_Exercise goal_: Drop every picture and give the entries back exactly.

+-------+

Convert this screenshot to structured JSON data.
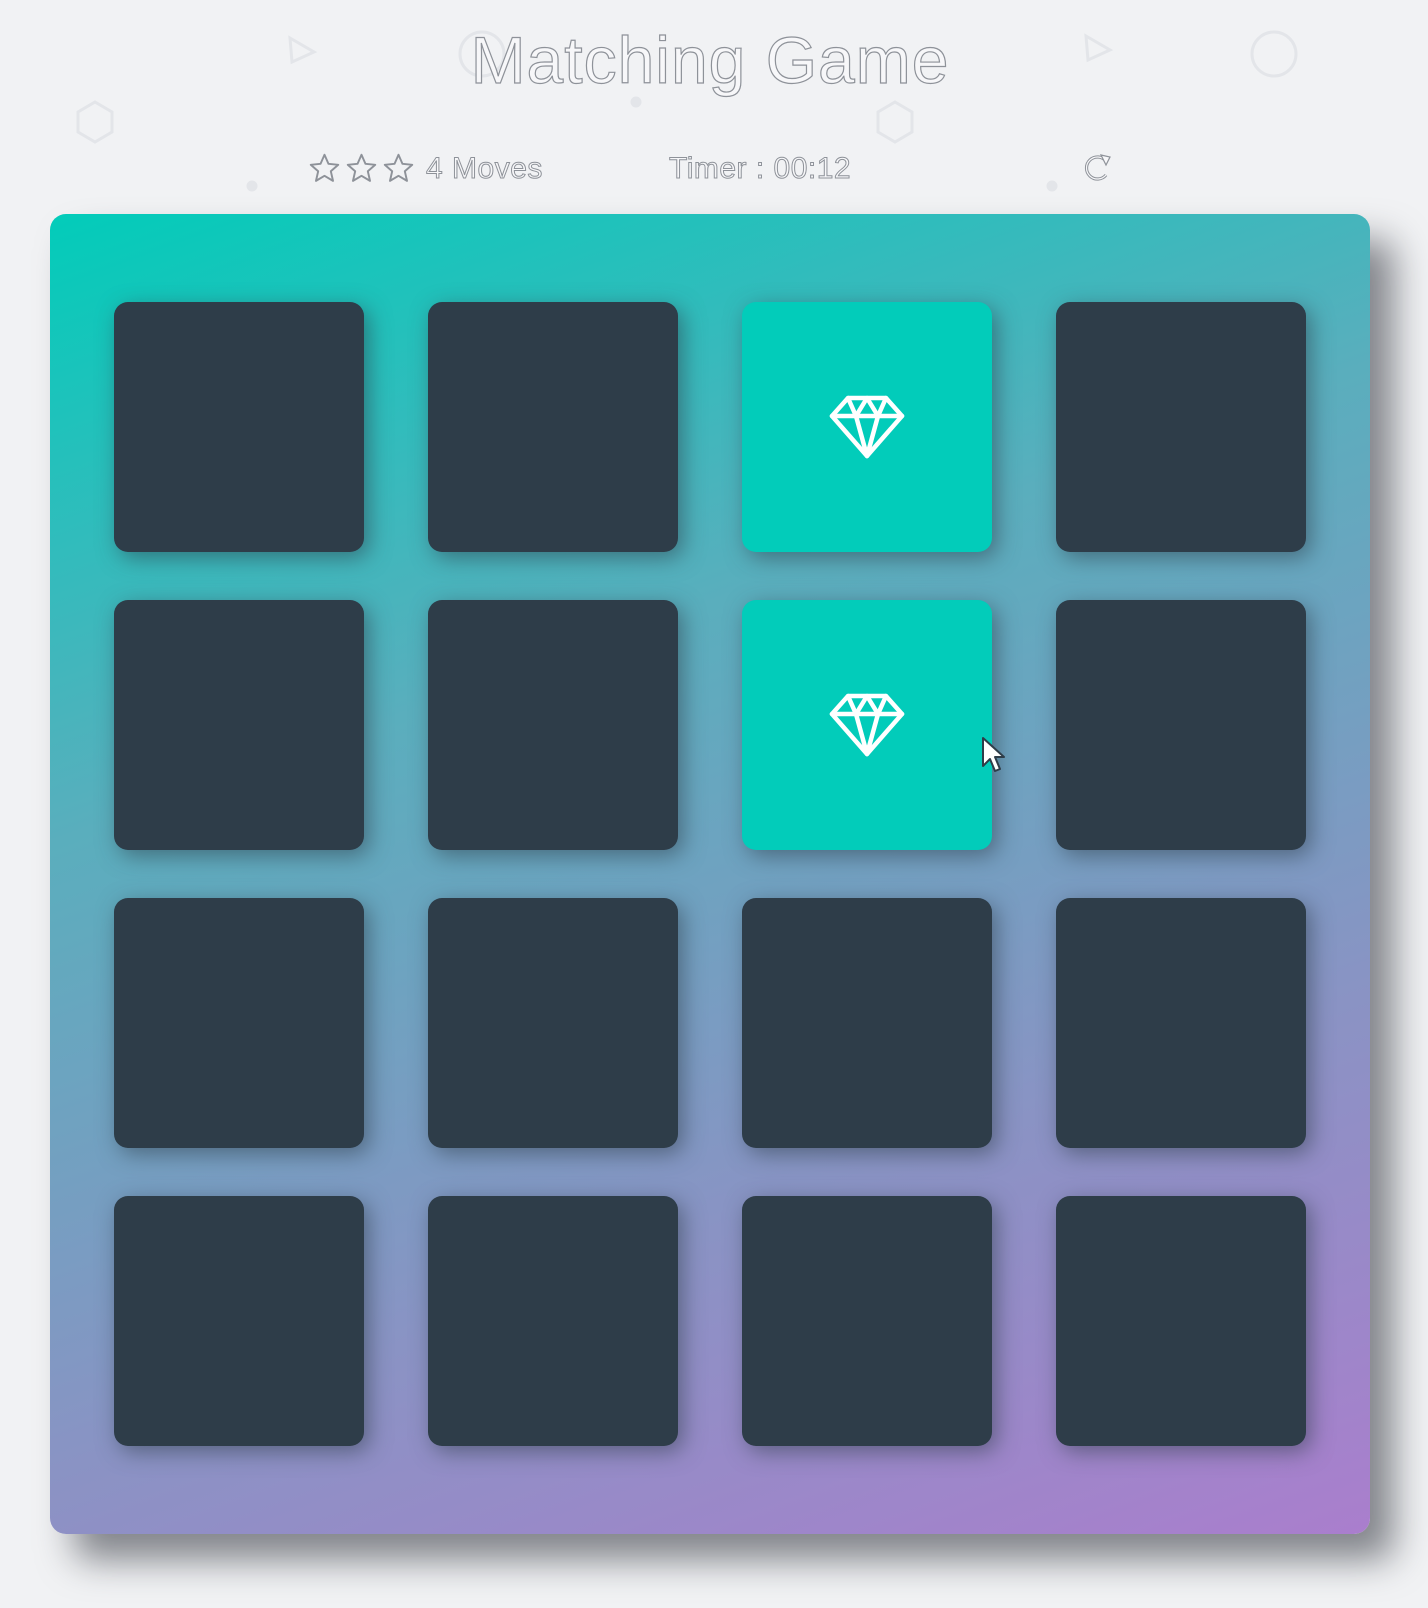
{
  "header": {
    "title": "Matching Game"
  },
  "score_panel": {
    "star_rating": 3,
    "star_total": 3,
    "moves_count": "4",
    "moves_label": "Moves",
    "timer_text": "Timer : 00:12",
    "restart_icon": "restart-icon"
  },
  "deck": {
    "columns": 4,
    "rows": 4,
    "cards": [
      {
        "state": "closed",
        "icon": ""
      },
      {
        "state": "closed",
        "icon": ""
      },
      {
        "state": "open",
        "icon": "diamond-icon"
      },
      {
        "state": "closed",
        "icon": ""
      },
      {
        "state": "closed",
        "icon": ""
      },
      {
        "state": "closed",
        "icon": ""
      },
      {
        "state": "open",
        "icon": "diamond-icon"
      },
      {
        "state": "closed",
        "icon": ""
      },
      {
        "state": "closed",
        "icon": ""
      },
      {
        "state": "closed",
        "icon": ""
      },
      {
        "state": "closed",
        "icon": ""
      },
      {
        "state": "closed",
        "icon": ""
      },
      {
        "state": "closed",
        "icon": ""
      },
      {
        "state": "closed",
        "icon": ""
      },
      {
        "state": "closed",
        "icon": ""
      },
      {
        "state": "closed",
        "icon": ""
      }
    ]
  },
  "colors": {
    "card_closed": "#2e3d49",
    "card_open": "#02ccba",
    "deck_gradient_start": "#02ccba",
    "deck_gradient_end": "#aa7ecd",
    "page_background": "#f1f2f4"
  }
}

+-------+

_Answer in full_:
Convert this screenshot to structured JSON data.
{
  "header": {
    "title": "Matching Game"
  },
  "score_panel": {
    "star_rating": 3,
    "star_total": 3,
    "moves_count": "4",
    "moves_label": "Moves",
    "timer_text": "Timer : 00:12",
    "restart_icon": "restart-icon"
  },
  "deck": {
    "columns": 4,
    "rows": 4,
    "cards": [
      {
        "state": "closed",
        "icon": ""
      },
      {
        "state": "closed",
        "icon": ""
      },
      {
        "state": "open",
        "icon": "diamond-icon"
      },
      {
        "state": "closed",
        "icon": ""
      },
      {
        "state": "closed",
        "icon": ""
      },
      {
        "state": "closed",
        "icon": ""
      },
      {
        "state": "open",
        "icon": "diamond-icon"
      },
      {
        "state": "closed",
        "icon": ""
      },
      {
        "state": "closed",
        "icon": ""
      },
      {
        "state": "closed",
        "icon": ""
      },
      {
        "state": "closed",
        "icon": ""
      },
      {
        "state": "closed",
        "icon": ""
      },
      {
        "state": "closed",
        "icon": ""
      },
      {
        "state": "closed",
        "icon": ""
      },
      {
        "state": "closed",
        "icon": ""
      },
      {
        "state": "closed",
        "icon": ""
      }
    ]
  },
  "colors": {
    "card_closed": "#2e3d49",
    "card_open": "#02ccba",
    "deck_gradient_start": "#02ccba",
    "deck_gradient_end": "#aa7ecd",
    "page_background": "#f1f2f4"
  }
}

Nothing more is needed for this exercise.